-- THE EXERCISE --
Output all of the entries below precisely as written.

-- RECORDS SHOWN --

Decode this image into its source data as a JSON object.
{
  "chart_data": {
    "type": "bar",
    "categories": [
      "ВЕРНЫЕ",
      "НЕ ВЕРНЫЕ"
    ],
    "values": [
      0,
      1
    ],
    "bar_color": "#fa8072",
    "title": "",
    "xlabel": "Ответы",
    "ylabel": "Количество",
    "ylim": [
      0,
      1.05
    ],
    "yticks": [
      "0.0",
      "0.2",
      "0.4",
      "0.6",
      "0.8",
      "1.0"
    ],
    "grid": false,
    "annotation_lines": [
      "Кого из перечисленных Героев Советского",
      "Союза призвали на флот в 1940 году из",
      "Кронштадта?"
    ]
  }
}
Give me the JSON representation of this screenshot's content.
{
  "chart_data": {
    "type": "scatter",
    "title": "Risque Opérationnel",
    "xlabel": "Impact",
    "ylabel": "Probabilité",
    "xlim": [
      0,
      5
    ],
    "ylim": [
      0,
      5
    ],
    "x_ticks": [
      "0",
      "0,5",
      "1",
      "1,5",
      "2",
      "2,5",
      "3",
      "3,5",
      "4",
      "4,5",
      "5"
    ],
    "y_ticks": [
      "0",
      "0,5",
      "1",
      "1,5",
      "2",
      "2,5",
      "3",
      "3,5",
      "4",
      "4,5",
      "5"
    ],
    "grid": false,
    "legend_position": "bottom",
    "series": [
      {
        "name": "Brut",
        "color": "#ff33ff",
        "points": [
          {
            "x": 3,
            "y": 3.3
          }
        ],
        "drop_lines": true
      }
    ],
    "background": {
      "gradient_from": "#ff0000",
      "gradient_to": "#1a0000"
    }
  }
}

-- TASK SOLUTION --
Decode this image into its source data as a JSON object.
{
  "chart_data": {
    "type": "bar",
    "categories": [
      "ВЕРНЫЕ",
      "НЕ ВЕРНЫЕ"
    ],
    "values": [
      0,
      1
    ],
    "bar_color": "#fa8072",
    "title": "",
    "xlabel": "Ответы",
    "ylabel": "Количество",
    "ylim": [
      0,
      1.05
    ],
    "yticks": [
      "0.0",
      "0.2",
      "0.4",
      "0.6",
      "0.8",
      "1.0"
    ],
    "grid": false,
    "annotation_lines": [
      "Кого из перечисленных Героев Советского",
      "Союза призвали на флот в 1940 году из",
      "Кронштадта?"
    ]
  }
}
Give me the JSON representation of this screenshot's content.
{
  "chart_data": {
    "type": "scatter",
    "title": "Risque Opérationnel",
    "xlabel": "Impact",
    "ylabel": "Probabilité",
    "xlim": [
      0,
      5
    ],
    "ylim": [
      0,
      5
    ],
    "x_ticks": [
      "0",
      "0,5",
      "1",
      "1,5",
      "2",
      "2,5",
      "3",
      "3,5",
      "4",
      "4,5",
      "5"
    ],
    "y_ticks": [
      "0",
      "0,5",
      "1",
      "1,5",
      "2",
      "2,5",
      "3",
      "3,5",
      "4",
      "4,5",
      "5"
    ],
    "grid": false,
    "legend_position": "bottom",
    "series": [
      {
        "name": "Brut",
        "color": "#ff33ff",
        "points": [
          {
            "x": 3,
            "y": 3.3
          }
        ],
        "drop_lines": true
      }
    ],
    "background": {
      "gradient_from": "#ff0000",
      "gradient_to": "#1a0000"
    }
  }
}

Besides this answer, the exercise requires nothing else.